- _Information shown_
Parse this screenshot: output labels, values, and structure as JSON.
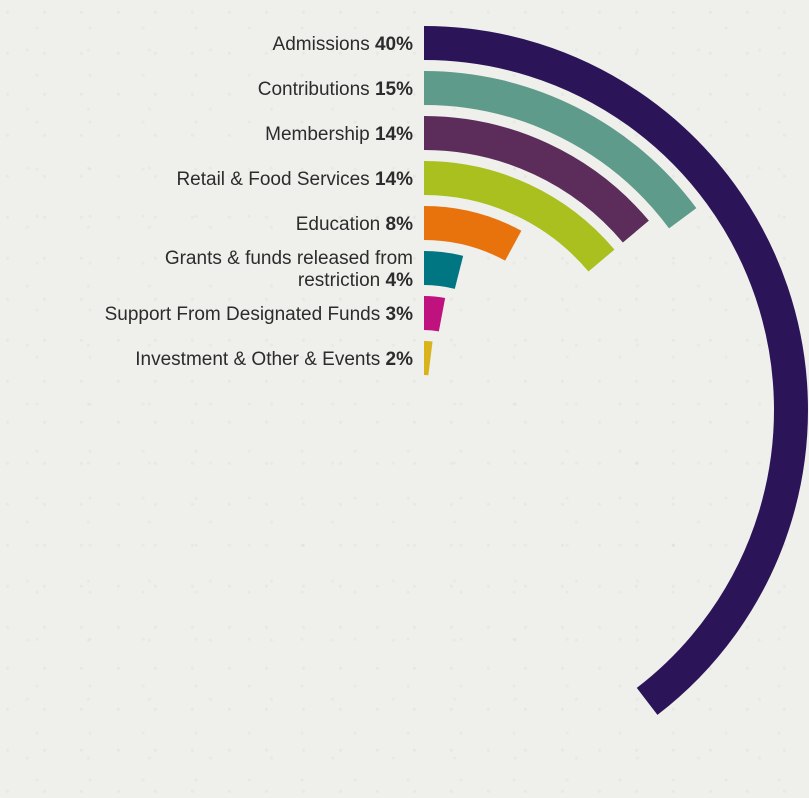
{
  "chart_data": {
    "type": "radial-bar",
    "series": [
      {
        "name": "Admissions",
        "label": "Admissions 40%",
        "value": 40,
        "color": "#2b1558"
      },
      {
        "name": "Contributions",
        "label": "Contributions 15%",
        "value": 15,
        "color": "#5f9b8a"
      },
      {
        "name": "Membership",
        "label": "Membership 14%",
        "value": 14,
        "color": "#5c2d5b"
      },
      {
        "name": "Retail & Food Services",
        "label": "Retail & Food Services 14%",
        "value": 14,
        "color": "#a9c01f"
      },
      {
        "name": "Education",
        "label": "Education 8%",
        "value": 8,
        "color": "#e8720c"
      },
      {
        "name": "Grants & funds released from restriction",
        "label": "Grants & funds released from restriction 4%",
        "label_lines": [
          "Grants & funds released from",
          "restriction 4%"
        ],
        "value": 4,
        "color": "#007682"
      },
      {
        "name": "Support From Designated Funds",
        "label": "Support From Designated Funds 3%",
        "value": 3,
        "color": "#c0127e"
      },
      {
        "name": "Investment & Other & Events",
        "label": "Investment & Other & Events 2%",
        "value": 2,
        "color": "#d9b31c"
      }
    ]
  }
}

- _Task instructions_
Every line above should be repeated exactly; pictures stay out of the copy.

- _Complete output_
Parse this screenshot: output labels, values, and structure as JSON.
{
  "chart_data": {
    "type": "radial-bar",
    "series": [
      {
        "name": "Admissions",
        "label": "Admissions 40%",
        "value": 40,
        "color": "#2b1558"
      },
      {
        "name": "Contributions",
        "label": "Contributions 15%",
        "value": 15,
        "color": "#5f9b8a"
      },
      {
        "name": "Membership",
        "label": "Membership 14%",
        "value": 14,
        "color": "#5c2d5b"
      },
      {
        "name": "Retail & Food Services",
        "label": "Retail & Food Services 14%",
        "value": 14,
        "color": "#a9c01f"
      },
      {
        "name": "Education",
        "label": "Education 8%",
        "value": 8,
        "color": "#e8720c"
      },
      {
        "name": "Grants & funds released from restriction",
        "label": "Grants & funds released from restriction 4%",
        "label_lines": [
          "Grants & funds released from",
          "restriction 4%"
        ],
        "value": 4,
        "color": "#007682"
      },
      {
        "name": "Support From Designated Funds",
        "label": "Support From Designated Funds 3%",
        "value": 3,
        "color": "#c0127e"
      },
      {
        "name": "Investment & Other & Events",
        "label": "Investment & Other & Events 2%",
        "value": 2,
        "color": "#d9b31c"
      }
    ]
  }
}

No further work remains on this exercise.